==== RECORDS TO PROCESS ====

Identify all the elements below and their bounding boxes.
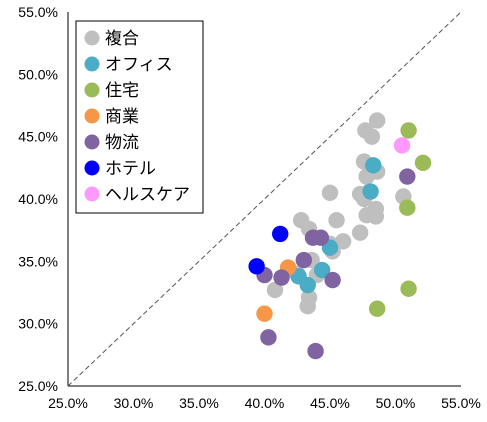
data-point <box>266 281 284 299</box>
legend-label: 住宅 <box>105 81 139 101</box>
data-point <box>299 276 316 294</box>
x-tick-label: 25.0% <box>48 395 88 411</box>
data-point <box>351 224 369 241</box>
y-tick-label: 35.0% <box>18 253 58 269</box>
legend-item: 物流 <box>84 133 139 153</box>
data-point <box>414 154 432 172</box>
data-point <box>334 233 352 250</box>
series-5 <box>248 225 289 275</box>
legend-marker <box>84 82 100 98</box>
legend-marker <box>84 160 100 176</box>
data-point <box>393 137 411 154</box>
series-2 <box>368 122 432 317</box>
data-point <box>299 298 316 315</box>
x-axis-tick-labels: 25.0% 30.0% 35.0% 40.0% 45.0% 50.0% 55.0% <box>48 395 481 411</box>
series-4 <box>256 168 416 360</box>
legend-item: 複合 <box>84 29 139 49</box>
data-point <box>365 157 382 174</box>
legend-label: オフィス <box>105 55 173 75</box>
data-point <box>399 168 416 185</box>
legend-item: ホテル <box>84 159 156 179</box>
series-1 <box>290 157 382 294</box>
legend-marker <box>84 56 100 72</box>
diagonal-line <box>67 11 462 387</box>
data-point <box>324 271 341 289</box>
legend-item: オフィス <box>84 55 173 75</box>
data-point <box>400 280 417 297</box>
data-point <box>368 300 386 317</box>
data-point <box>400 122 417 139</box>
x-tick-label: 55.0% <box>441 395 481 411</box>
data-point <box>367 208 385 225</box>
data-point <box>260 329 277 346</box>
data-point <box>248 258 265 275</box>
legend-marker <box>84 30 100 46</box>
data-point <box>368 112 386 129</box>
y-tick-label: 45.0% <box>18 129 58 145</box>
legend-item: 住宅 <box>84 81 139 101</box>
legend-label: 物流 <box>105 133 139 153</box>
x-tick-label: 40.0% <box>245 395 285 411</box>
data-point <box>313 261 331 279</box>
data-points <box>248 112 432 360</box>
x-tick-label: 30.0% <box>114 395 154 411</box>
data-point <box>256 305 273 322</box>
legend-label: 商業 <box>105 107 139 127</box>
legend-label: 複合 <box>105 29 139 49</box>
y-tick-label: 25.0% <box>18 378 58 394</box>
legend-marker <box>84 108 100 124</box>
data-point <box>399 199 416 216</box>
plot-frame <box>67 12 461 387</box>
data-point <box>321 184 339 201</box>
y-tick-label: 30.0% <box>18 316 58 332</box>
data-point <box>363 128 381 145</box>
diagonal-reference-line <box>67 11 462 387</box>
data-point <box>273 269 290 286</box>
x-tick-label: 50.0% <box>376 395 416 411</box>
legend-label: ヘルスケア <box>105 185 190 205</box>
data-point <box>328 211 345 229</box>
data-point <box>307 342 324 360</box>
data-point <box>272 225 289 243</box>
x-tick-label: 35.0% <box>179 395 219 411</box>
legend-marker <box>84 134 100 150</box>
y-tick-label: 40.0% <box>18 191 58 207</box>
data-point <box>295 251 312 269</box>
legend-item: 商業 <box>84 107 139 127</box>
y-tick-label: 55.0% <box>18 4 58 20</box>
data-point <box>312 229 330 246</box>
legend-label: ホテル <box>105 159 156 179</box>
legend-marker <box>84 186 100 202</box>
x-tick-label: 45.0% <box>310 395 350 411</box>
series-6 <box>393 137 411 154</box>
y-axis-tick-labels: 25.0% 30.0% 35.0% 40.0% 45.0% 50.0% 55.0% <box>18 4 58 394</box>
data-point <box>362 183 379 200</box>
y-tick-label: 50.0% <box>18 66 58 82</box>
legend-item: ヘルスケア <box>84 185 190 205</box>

====

WRITTEN INSTRUCTION — Copy out every line above word for word, leaving out the pictures.

WORKED SOLUTION —
Identify all the elements below and their bounding boxes.
data-point <box>266 281 284 299</box>
legend-label: 住宅 <box>105 81 139 101</box>
data-point <box>299 276 316 294</box>
x-tick-label: 25.0% <box>48 395 88 411</box>
data-point <box>351 224 369 241</box>
y-tick-label: 35.0% <box>18 253 58 269</box>
legend-item: 物流 <box>84 133 139 153</box>
data-point <box>414 154 432 172</box>
data-point <box>334 233 352 250</box>
series-5 <box>248 225 289 275</box>
legend-marker <box>84 82 100 98</box>
legend-marker <box>84 160 100 176</box>
data-point <box>393 137 411 154</box>
series-2 <box>368 122 432 317</box>
data-point <box>299 298 316 315</box>
x-axis-tick-labels: 25.0% 30.0% 35.0% 40.0% 45.0% 50.0% 55.0% <box>48 395 481 411</box>
series-4 <box>256 168 416 360</box>
legend-item: 複合 <box>84 29 139 49</box>
data-point <box>365 157 382 174</box>
legend-label: オフィス <box>105 55 173 75</box>
data-point <box>399 168 416 185</box>
legend-item: ホテル <box>84 159 156 179</box>
series-1 <box>290 157 382 294</box>
legend-marker <box>84 56 100 72</box>
diagonal-line <box>67 11 462 387</box>
data-point <box>324 271 341 289</box>
legend-item: オフィス <box>84 55 173 75</box>
data-point <box>400 280 417 297</box>
data-point <box>368 300 386 317</box>
data-point <box>400 122 417 139</box>
x-tick-label: 55.0% <box>441 395 481 411</box>
data-point <box>367 208 385 225</box>
data-point <box>260 329 277 346</box>
data-point <box>248 258 265 275</box>
legend-marker <box>84 30 100 46</box>
data-point <box>368 112 386 129</box>
y-tick-label: 45.0% <box>18 129 58 145</box>
legend-item: 住宅 <box>84 81 139 101</box>
legend-label: 物流 <box>105 133 139 153</box>
x-tick-label: 40.0% <box>245 395 285 411</box>
data-point <box>313 261 331 279</box>
data-points <box>248 112 432 360</box>
x-tick-label: 30.0% <box>114 395 154 411</box>
data-point <box>256 305 273 322</box>
legend-label: 商業 <box>105 107 139 127</box>
legend-label: 複合 <box>105 29 139 49</box>
y-tick-label: 25.0% <box>18 378 58 394</box>
legend-marker <box>84 108 100 124</box>
data-point <box>399 199 416 216</box>
plot-frame <box>67 12 461 387</box>
data-point <box>321 184 339 201</box>
y-tick-label: 30.0% <box>18 316 58 332</box>
data-point <box>363 128 381 145</box>
diagonal-reference-line <box>67 11 462 387</box>
data-point <box>273 269 290 286</box>
x-tick-label: 50.0% <box>376 395 416 411</box>
legend-label: ヘルスケア <box>105 185 190 205</box>
data-point <box>328 211 345 229</box>
data-point <box>307 342 324 360</box>
data-point <box>272 225 289 243</box>
x-tick-label: 35.0% <box>179 395 219 411</box>
legend-marker <box>84 134 100 150</box>
y-tick-label: 40.0% <box>18 191 58 207</box>
data-point <box>295 251 312 269</box>
legend-item: 商業 <box>84 107 139 127</box>
y-tick-label: 55.0% <box>18 4 58 20</box>
data-point <box>312 229 330 246</box>
legend-label: ホテル <box>105 159 156 179</box>
legend-marker <box>84 186 100 202</box>
x-tick-label: 45.0% <box>310 395 350 411</box>
series-6 <box>393 137 411 154</box>
y-axis-tick-labels: 25.0% 30.0% 35.0% 40.0% 45.0% 50.0% 55.0% <box>18 4 58 394</box>
data-point <box>362 183 379 200</box>
y-tick-label: 50.0% <box>18 66 58 82</box>
legend-item: ヘルスケア <box>84 185 190 205</box>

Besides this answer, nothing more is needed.